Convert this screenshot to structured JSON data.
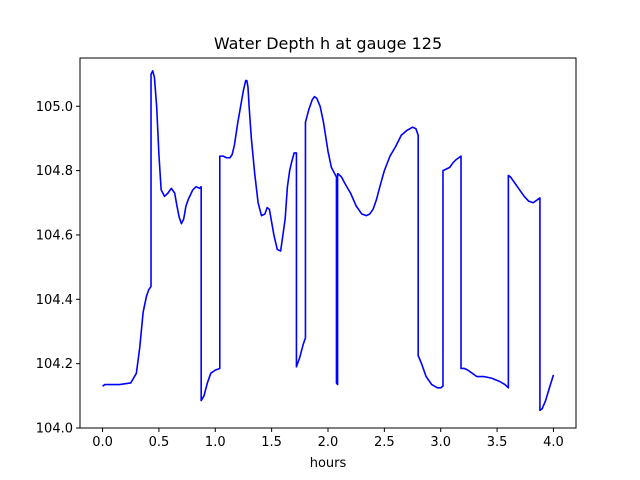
{
  "chart_data": {
    "type": "line",
    "title": "Water Depth h at gauge 125",
    "xlabel": "hours",
    "ylabel": "",
    "xlim": [
      -0.2,
      4.2
    ],
    "ylim": [
      104.0,
      105.15
    ],
    "xticks": [
      0.0,
      0.5,
      1.0,
      1.5,
      2.0,
      2.5,
      3.0,
      3.5,
      4.0
    ],
    "xtick_labels": [
      "0.0",
      "0.5",
      "1.0",
      "1.5",
      "2.0",
      "2.5",
      "3.0",
      "3.5",
      "4.0"
    ],
    "yticks": [
      104.0,
      104.2,
      104.4,
      104.6,
      104.8,
      105.0
    ],
    "ytick_labels": [
      "104.0",
      "104.2",
      "104.4",
      "104.6",
      "104.8",
      "105.0"
    ],
    "grid": false,
    "series": [
      {
        "color": "#0000ff",
        "x": [
          0.0,
          0.02,
          0.15,
          0.25,
          0.3,
          0.33,
          0.36,
          0.39,
          0.41,
          0.43,
          0.43,
          0.445,
          0.46,
          0.48,
          0.5,
          0.52,
          0.55,
          0.58,
          0.61,
          0.64,
          0.66,
          0.68,
          0.7,
          0.72,
          0.74,
          0.76,
          0.78,
          0.8,
          0.83,
          0.86,
          0.875,
          0.875,
          0.9,
          0.93,
          0.96,
          1.0,
          1.04,
          1.04,
          1.07,
          1.1,
          1.13,
          1.15,
          1.17,
          1.2,
          1.22,
          1.25,
          1.27,
          1.28,
          1.29,
          1.3,
          1.32,
          1.35,
          1.38,
          1.41,
          1.44,
          1.46,
          1.48,
          1.5,
          1.52,
          1.55,
          1.58,
          1.6,
          1.62,
          1.63,
          1.64,
          1.66,
          1.68,
          1.7,
          1.72,
          1.72,
          1.73,
          1.75,
          1.78,
          1.8,
          1.8,
          1.83,
          1.86,
          1.88,
          1.9,
          1.93,
          1.96,
          2.0,
          2.03,
          2.06,
          2.075,
          2.075,
          2.085,
          2.085,
          2.09,
          2.12,
          2.15,
          2.2,
          2.25,
          2.3,
          2.34,
          2.37,
          2.4,
          2.43,
          2.46,
          2.5,
          2.55,
          2.6,
          2.65,
          2.7,
          2.75,
          2.78,
          2.8,
          2.8,
          2.83,
          2.87,
          2.92,
          2.97,
          3.0,
          3.02,
          3.02,
          3.05,
          3.08,
          3.11,
          3.14,
          3.18,
          3.18,
          3.21,
          3.24,
          3.28,
          3.32,
          3.38,
          3.45,
          3.52,
          3.57,
          3.6,
          3.6,
          3.62,
          3.66,
          3.7,
          3.74,
          3.78,
          3.82,
          3.86,
          3.88,
          3.88,
          3.9,
          3.93,
          3.96,
          4.0
        ],
        "y": [
          104.13,
          104.135,
          104.135,
          104.14,
          104.17,
          104.25,
          104.36,
          104.41,
          104.43,
          104.44,
          105.1,
          105.11,
          105.09,
          105.0,
          104.85,
          104.74,
          104.72,
          104.73,
          104.745,
          104.73,
          104.69,
          104.655,
          104.635,
          104.65,
          104.69,
          104.71,
          104.725,
          104.74,
          104.75,
          104.745,
          104.75,
          104.085,
          104.1,
          104.14,
          104.17,
          104.18,
          104.185,
          104.845,
          104.845,
          104.84,
          104.84,
          104.85,
          104.88,
          104.95,
          104.99,
          105.05,
          105.08,
          105.08,
          105.06,
          105.0,
          104.9,
          104.79,
          104.7,
          104.66,
          104.665,
          104.685,
          104.68,
          104.64,
          104.6,
          104.555,
          104.55,
          104.6,
          104.65,
          104.7,
          104.75,
          104.8,
          104.83,
          104.855,
          104.855,
          104.19,
          104.2,
          104.22,
          104.26,
          104.28,
          104.95,
          104.99,
          105.02,
          105.03,
          105.025,
          105.0,
          104.95,
          104.86,
          104.81,
          104.79,
          104.78,
          104.14,
          104.135,
          104.79,
          104.79,
          104.78,
          104.76,
          104.73,
          104.69,
          104.665,
          104.66,
          104.665,
          104.68,
          104.71,
          104.75,
          104.8,
          104.845,
          104.875,
          104.91,
          104.925,
          104.935,
          104.93,
          104.91,
          104.225,
          104.2,
          104.16,
          104.135,
          104.125,
          104.125,
          104.13,
          104.8,
          104.805,
          104.81,
          104.825,
          104.835,
          104.845,
          104.185,
          104.185,
          104.18,
          104.17,
          104.16,
          104.16,
          104.155,
          104.145,
          104.135,
          104.125,
          104.785,
          104.78,
          104.76,
          104.74,
          104.72,
          104.705,
          104.7,
          104.71,
          104.715,
          104.055,
          104.06,
          104.085,
          104.12,
          104.165
        ]
      }
    ]
  }
}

● ● ● ● ● ● ●

- [OBJECTIVE]
Leave out the pictures and transcribe everything else exactly.

- [OUTPUT FOR THIS TASK]
Convert this screenshot to structured JSON data.
{
  "chart_data": {
    "type": "line",
    "title": "Water Depth h at gauge 125",
    "xlabel": "hours",
    "ylabel": "",
    "xlim": [
      -0.2,
      4.2
    ],
    "ylim": [
      104.0,
      105.15
    ],
    "xticks": [
      0.0,
      0.5,
      1.0,
      1.5,
      2.0,
      2.5,
      3.0,
      3.5,
      4.0
    ],
    "xtick_labels": [
      "0.0",
      "0.5",
      "1.0",
      "1.5",
      "2.0",
      "2.5",
      "3.0",
      "3.5",
      "4.0"
    ],
    "yticks": [
      104.0,
      104.2,
      104.4,
      104.6,
      104.8,
      105.0
    ],
    "ytick_labels": [
      "104.0",
      "104.2",
      "104.4",
      "104.6",
      "104.8",
      "105.0"
    ],
    "grid": false,
    "series": [
      {
        "color": "#0000ff",
        "x": [
          0.0,
          0.02,
          0.15,
          0.25,
          0.3,
          0.33,
          0.36,
          0.39,
          0.41,
          0.43,
          0.43,
          0.445,
          0.46,
          0.48,
          0.5,
          0.52,
          0.55,
          0.58,
          0.61,
          0.64,
          0.66,
          0.68,
          0.7,
          0.72,
          0.74,
          0.76,
          0.78,
          0.8,
          0.83,
          0.86,
          0.875,
          0.875,
          0.9,
          0.93,
          0.96,
          1.0,
          1.04,
          1.04,
          1.07,
          1.1,
          1.13,
          1.15,
          1.17,
          1.2,
          1.22,
          1.25,
          1.27,
          1.28,
          1.29,
          1.3,
          1.32,
          1.35,
          1.38,
          1.41,
          1.44,
          1.46,
          1.48,
          1.5,
          1.52,
          1.55,
          1.58,
          1.6,
          1.62,
          1.63,
          1.64,
          1.66,
          1.68,
          1.7,
          1.72,
          1.72,
          1.73,
          1.75,
          1.78,
          1.8,
          1.8,
          1.83,
          1.86,
          1.88,
          1.9,
          1.93,
          1.96,
          2.0,
          2.03,
          2.06,
          2.075,
          2.075,
          2.085,
          2.085,
          2.09,
          2.12,
          2.15,
          2.2,
          2.25,
          2.3,
          2.34,
          2.37,
          2.4,
          2.43,
          2.46,
          2.5,
          2.55,
          2.6,
          2.65,
          2.7,
          2.75,
          2.78,
          2.8,
          2.8,
          2.83,
          2.87,
          2.92,
          2.97,
          3.0,
          3.02,
          3.02,
          3.05,
          3.08,
          3.11,
          3.14,
          3.18,
          3.18,
          3.21,
          3.24,
          3.28,
          3.32,
          3.38,
          3.45,
          3.52,
          3.57,
          3.6,
          3.6,
          3.62,
          3.66,
          3.7,
          3.74,
          3.78,
          3.82,
          3.86,
          3.88,
          3.88,
          3.9,
          3.93,
          3.96,
          4.0
        ],
        "y": [
          104.13,
          104.135,
          104.135,
          104.14,
          104.17,
          104.25,
          104.36,
          104.41,
          104.43,
          104.44,
          105.1,
          105.11,
          105.09,
          105.0,
          104.85,
          104.74,
          104.72,
          104.73,
          104.745,
          104.73,
          104.69,
          104.655,
          104.635,
          104.65,
          104.69,
          104.71,
          104.725,
          104.74,
          104.75,
          104.745,
          104.75,
          104.085,
          104.1,
          104.14,
          104.17,
          104.18,
          104.185,
          104.845,
          104.845,
          104.84,
          104.84,
          104.85,
          104.88,
          104.95,
          104.99,
          105.05,
          105.08,
          105.08,
          105.06,
          105.0,
          104.9,
          104.79,
          104.7,
          104.66,
          104.665,
          104.685,
          104.68,
          104.64,
          104.6,
          104.555,
          104.55,
          104.6,
          104.65,
          104.7,
          104.75,
          104.8,
          104.83,
          104.855,
          104.855,
          104.19,
          104.2,
          104.22,
          104.26,
          104.28,
          104.95,
          104.99,
          105.02,
          105.03,
          105.025,
          105.0,
          104.95,
          104.86,
          104.81,
          104.79,
          104.78,
          104.14,
          104.135,
          104.79,
          104.79,
          104.78,
          104.76,
          104.73,
          104.69,
          104.665,
          104.66,
          104.665,
          104.68,
          104.71,
          104.75,
          104.8,
          104.845,
          104.875,
          104.91,
          104.925,
          104.935,
          104.93,
          104.91,
          104.225,
          104.2,
          104.16,
          104.135,
          104.125,
          104.125,
          104.13,
          104.8,
          104.805,
          104.81,
          104.825,
          104.835,
          104.845,
          104.185,
          104.185,
          104.18,
          104.17,
          104.16,
          104.16,
          104.155,
          104.145,
          104.135,
          104.125,
          104.785,
          104.78,
          104.76,
          104.74,
          104.72,
          104.705,
          104.7,
          104.71,
          104.715,
          104.055,
          104.06,
          104.085,
          104.12,
          104.165
        ]
      }
    ]
  }
}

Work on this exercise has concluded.